MATERIAL ZUR AUFGABE »
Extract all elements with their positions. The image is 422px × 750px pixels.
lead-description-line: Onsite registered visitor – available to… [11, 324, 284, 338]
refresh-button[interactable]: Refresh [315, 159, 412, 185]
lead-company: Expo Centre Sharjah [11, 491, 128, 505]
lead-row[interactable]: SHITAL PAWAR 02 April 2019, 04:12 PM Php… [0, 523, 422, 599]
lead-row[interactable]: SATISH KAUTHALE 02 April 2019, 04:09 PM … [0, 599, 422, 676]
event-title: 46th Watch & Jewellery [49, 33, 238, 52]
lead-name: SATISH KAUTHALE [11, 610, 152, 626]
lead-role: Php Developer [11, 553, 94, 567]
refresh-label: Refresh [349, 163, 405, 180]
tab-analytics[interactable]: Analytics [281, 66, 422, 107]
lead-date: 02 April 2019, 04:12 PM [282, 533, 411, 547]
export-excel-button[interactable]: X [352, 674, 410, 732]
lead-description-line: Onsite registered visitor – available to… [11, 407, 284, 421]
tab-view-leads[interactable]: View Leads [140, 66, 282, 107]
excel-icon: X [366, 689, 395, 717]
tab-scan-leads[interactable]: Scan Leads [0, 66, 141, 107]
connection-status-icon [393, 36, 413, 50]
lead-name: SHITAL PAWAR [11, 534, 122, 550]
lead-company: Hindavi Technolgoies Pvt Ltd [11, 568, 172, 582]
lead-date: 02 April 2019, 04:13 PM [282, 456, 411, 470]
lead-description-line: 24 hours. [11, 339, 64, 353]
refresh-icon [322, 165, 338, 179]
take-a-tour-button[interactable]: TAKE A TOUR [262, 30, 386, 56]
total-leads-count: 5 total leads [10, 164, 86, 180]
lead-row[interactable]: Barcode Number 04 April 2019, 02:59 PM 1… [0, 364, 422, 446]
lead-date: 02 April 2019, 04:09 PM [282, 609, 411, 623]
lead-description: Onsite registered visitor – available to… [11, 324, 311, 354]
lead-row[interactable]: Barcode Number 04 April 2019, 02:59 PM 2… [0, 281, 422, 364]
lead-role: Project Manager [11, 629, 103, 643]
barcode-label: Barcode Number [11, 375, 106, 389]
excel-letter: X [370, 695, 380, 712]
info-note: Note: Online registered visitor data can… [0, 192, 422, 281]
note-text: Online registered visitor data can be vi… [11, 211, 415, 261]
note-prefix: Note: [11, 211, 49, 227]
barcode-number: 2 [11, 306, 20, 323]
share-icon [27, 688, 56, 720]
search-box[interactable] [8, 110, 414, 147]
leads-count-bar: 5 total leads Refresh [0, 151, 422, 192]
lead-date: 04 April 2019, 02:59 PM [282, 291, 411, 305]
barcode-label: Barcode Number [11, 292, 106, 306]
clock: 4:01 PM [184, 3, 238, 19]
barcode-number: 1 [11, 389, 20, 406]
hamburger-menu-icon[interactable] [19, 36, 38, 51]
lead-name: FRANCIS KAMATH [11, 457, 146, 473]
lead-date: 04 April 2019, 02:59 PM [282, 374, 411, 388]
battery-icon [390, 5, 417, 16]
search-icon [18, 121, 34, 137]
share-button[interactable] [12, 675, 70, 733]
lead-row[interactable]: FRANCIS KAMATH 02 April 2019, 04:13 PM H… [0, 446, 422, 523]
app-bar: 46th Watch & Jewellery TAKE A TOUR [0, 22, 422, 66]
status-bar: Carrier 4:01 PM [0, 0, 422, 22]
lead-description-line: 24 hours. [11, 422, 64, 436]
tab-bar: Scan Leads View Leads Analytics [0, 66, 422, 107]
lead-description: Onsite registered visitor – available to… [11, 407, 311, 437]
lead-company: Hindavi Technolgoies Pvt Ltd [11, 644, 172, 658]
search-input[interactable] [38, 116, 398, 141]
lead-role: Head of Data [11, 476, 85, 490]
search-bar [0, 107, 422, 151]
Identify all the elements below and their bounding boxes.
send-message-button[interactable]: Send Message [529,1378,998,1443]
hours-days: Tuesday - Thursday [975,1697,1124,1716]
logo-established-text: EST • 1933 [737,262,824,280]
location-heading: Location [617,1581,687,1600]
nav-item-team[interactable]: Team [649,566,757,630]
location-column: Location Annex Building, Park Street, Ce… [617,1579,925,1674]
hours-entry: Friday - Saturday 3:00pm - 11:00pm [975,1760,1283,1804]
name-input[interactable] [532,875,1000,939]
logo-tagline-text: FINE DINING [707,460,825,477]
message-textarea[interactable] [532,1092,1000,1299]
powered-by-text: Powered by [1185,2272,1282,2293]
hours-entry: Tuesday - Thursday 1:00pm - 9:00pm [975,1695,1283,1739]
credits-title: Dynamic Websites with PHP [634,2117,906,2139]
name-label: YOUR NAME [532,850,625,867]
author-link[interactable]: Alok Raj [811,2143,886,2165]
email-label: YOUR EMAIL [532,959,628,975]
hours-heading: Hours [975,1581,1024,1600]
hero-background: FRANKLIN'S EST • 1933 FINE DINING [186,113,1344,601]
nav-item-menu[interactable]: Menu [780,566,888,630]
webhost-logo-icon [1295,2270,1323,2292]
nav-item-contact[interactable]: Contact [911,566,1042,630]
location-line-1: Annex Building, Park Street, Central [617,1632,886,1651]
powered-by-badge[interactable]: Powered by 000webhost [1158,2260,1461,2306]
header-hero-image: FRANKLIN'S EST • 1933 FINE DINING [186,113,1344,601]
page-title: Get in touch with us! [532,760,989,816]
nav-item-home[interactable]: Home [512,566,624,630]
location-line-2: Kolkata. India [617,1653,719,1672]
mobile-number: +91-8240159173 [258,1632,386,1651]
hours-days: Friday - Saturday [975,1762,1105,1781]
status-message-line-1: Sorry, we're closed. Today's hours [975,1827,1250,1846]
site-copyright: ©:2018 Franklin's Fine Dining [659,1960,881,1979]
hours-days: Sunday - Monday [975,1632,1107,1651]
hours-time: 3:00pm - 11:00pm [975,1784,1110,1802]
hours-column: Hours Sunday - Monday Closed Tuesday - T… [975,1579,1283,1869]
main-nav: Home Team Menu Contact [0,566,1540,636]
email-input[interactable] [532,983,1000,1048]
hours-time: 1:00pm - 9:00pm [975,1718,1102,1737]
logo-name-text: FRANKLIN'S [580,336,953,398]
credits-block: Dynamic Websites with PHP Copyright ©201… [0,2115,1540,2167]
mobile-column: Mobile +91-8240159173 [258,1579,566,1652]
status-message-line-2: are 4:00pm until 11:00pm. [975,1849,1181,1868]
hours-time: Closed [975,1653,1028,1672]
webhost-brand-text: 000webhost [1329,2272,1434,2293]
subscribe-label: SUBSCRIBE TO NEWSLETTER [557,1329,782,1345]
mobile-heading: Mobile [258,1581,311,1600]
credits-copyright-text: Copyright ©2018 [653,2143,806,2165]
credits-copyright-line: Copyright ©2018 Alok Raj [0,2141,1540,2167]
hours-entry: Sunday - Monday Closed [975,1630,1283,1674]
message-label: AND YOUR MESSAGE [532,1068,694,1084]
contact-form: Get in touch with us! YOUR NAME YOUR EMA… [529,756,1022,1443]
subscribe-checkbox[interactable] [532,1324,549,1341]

ARBEITSAUFTRAG » Entnimm sämtliche Zeilen oben und gib sie unverändert wieder, Zeichen für Zeichen.

ANTWORT »
Extract all elements with their positions. The image is 422px × 750px pixels.
lead-description-line: Onsite registered visitor – available to… [11, 324, 284, 338]
refresh-button[interactable]: Refresh [315, 159, 412, 185]
lead-company: Expo Centre Sharjah [11, 491, 128, 505]
lead-row[interactable]: SHITAL PAWAR 02 April 2019, 04:12 PM Php… [0, 523, 422, 599]
lead-row[interactable]: SATISH KAUTHALE 02 April 2019, 04:09 PM … [0, 599, 422, 676]
event-title: 46th Watch & Jewellery [49, 33, 238, 52]
lead-name: SATISH KAUTHALE [11, 610, 152, 626]
lead-role: Php Developer [11, 553, 94, 567]
refresh-label: Refresh [349, 163, 405, 180]
tab-analytics[interactable]: Analytics [281, 66, 422, 107]
lead-date: 02 April 2019, 04:12 PM [282, 533, 411, 547]
export-excel-button[interactable]: X [352, 674, 410, 732]
lead-description-line: Onsite registered visitor – available to… [11, 407, 284, 421]
tab-view-leads[interactable]: View Leads [140, 66, 282, 107]
excel-icon: X [366, 689, 395, 717]
tab-scan-leads[interactable]: Scan Leads [0, 66, 141, 107]
connection-status-icon [393, 36, 413, 50]
lead-name: SHITAL PAWAR [11, 534, 122, 550]
lead-company: Hindavi Technolgoies Pvt Ltd [11, 568, 172, 582]
lead-date: 02 April 2019, 04:13 PM [282, 456, 411, 470]
lead-description-line: 24 hours. [11, 339, 64, 353]
refresh-icon [322, 165, 338, 179]
take-a-tour-button[interactable]: TAKE A TOUR [262, 30, 386, 56]
total-leads-count: 5 total leads [10, 164, 86, 180]
lead-row[interactable]: Barcode Number 04 April 2019, 02:59 PM 1… [0, 364, 422, 446]
lead-date: 02 April 2019, 04:09 PM [282, 609, 411, 623]
lead-description: Onsite registered visitor – available to… [11, 324, 311, 354]
lead-row[interactable]: Barcode Number 04 April 2019, 02:59 PM 2… [0, 281, 422, 364]
lead-role: Project Manager [11, 629, 103, 643]
barcode-label: Barcode Number [11, 375, 106, 389]
excel-letter: X [370, 695, 380, 712]
info-note: Note: Online registered visitor data can… [0, 192, 422, 281]
note-text: Online registered visitor data can be vi… [11, 211, 415, 261]
note-prefix: Note: [11, 211, 49, 227]
barcode-number: 2 [11, 306, 20, 323]
share-icon [27, 688, 56, 720]
search-box[interactable] [8, 110, 414, 147]
leads-count-bar: 5 total leads Refresh [0, 151, 422, 192]
lead-date: 04 April 2019, 02:59 PM [282, 291, 411, 305]
barcode-label: Barcode Number [11, 292, 106, 306]
clock: 4:01 PM [184, 3, 238, 19]
barcode-number: 1 [11, 389, 20, 406]
hamburger-menu-icon[interactable] [19, 36, 38, 51]
lead-name: FRANCIS KAMATH [11, 457, 146, 473]
lead-date: 04 April 2019, 02:59 PM [282, 374, 411, 388]
battery-icon [390, 5, 417, 16]
search-icon [18, 121, 34, 137]
share-button[interactable] [12, 675, 70, 733]
lead-row[interactable]: FRANCIS KAMATH 02 April 2019, 04:13 PM H… [0, 446, 422, 523]
app-bar: 46th Watch & Jewellery TAKE A TOUR [0, 22, 422, 66]
status-bar: Carrier 4:01 PM [0, 0, 422, 22]
lead-description-line: 24 hours. [11, 422, 64, 436]
tab-bar: Scan Leads View Leads Analytics [0, 66, 422, 107]
lead-description: Onsite registered visitor – available to… [11, 407, 311, 437]
lead-company: Hindavi Technolgoies Pvt Ltd [11, 644, 172, 658]
search-input[interactable] [38, 116, 398, 141]
lead-role: Head of Data [11, 476, 85, 490]
search-bar [0, 107, 422, 151]
Identify all the elements below and their bounding boxes.
send-message-button[interactable]: Send Message [529,1378,998,1443]
hours-days: Tuesday - Thursday [975,1697,1124,1716]
logo-established-text: EST • 1933 [737,262,824,280]
location-heading: Location [617,1581,687,1600]
nav-item-team[interactable]: Team [649,566,757,630]
location-column: Location Annex Building, Park Street, Ce… [617,1579,925,1674]
hours-entry: Friday - Saturday 3:00pm - 11:00pm [975,1760,1283,1804]
name-input[interactable] [532,875,1000,939]
logo-tagline-text: FINE DINING [707,460,825,477]
message-textarea[interactable] [532,1092,1000,1299]
powered-by-text: Powered by [1185,2272,1282,2293]
hours-entry: Tuesday - Thursday 1:00pm - 9:00pm [975,1695,1283,1739]
credits-title: Dynamic Websites with PHP [634,2117,906,2139]
name-label: YOUR NAME [532,850,625,867]
author-link[interactable]: Alok Raj [811,2143,886,2165]
email-label: YOUR EMAIL [532,959,628,975]
hours-heading: Hours [975,1581,1024,1600]
hero-background: FRANKLIN'S EST • 1933 FINE DINING [186,113,1344,601]
nav-item-menu[interactable]: Menu [780,566,888,630]
webhost-logo-icon [1295,2270,1323,2292]
nav-item-contact[interactable]: Contact [911,566,1042,630]
location-line-1: Annex Building, Park Street, Central [617,1632,886,1651]
powered-by-badge[interactable]: Powered by 000webhost [1158,2260,1461,2306]
header-hero-image: FRANKLIN'S EST • 1933 FINE DINING [186,113,1344,601]
page-title: Get in touch with us! [532,760,989,816]
nav-item-home[interactable]: Home [512,566,624,630]
location-line-2: Kolkata. India [617,1653,719,1672]
mobile-number: +91-8240159173 [258,1632,386,1651]
hours-days: Friday - Saturday [975,1762,1105,1781]
status-message-line-1: Sorry, we're closed. Today's hours [975,1827,1250,1846]
site-copyright: ©:2018 Franklin's Fine Dining [659,1960,881,1979]
hours-days: Sunday - Monday [975,1632,1107,1651]
hours-time: 3:00pm - 11:00pm [975,1784,1110,1802]
hours-column: Hours Sunday - Monday Closed Tuesday - T… [975,1579,1283,1869]
main-nav: Home Team Menu Contact [0,566,1540,636]
email-input[interactable] [532,983,1000,1048]
hours-time: 1:00pm - 9:00pm [975,1718,1102,1737]
logo-name-text: FRANKLIN'S [580,336,953,398]
credits-block: Dynamic Websites with PHP Copyright ©201… [0,2115,1540,2167]
mobile-column: Mobile +91-8240159173 [258,1579,566,1652]
status-message-line-2: are 4:00pm until 11:00pm. [975,1849,1181,1868]
hours-time: Closed [975,1653,1028,1672]
webhost-brand-text: 000webhost [1329,2272,1434,2293]
subscribe-label: SUBSCRIBE TO NEWSLETTER [557,1329,782,1345]
mobile-heading: Mobile [258,1581,311,1600]
credits-copyright-text: Copyright ©2018 [653,2143,806,2165]
credits-copyright-line: Copyright ©2018 Alok Raj [0,2141,1540,2167]
hours-entry: Sunday - Monday Closed [975,1630,1283,1674]
message-label: AND YOUR MESSAGE [532,1068,694,1084]
contact-form: Get in touch with us! YOUR NAME YOUR EMA… [529,756,1022,1443]
subscribe-checkbox[interactable] [532,1324,549,1341]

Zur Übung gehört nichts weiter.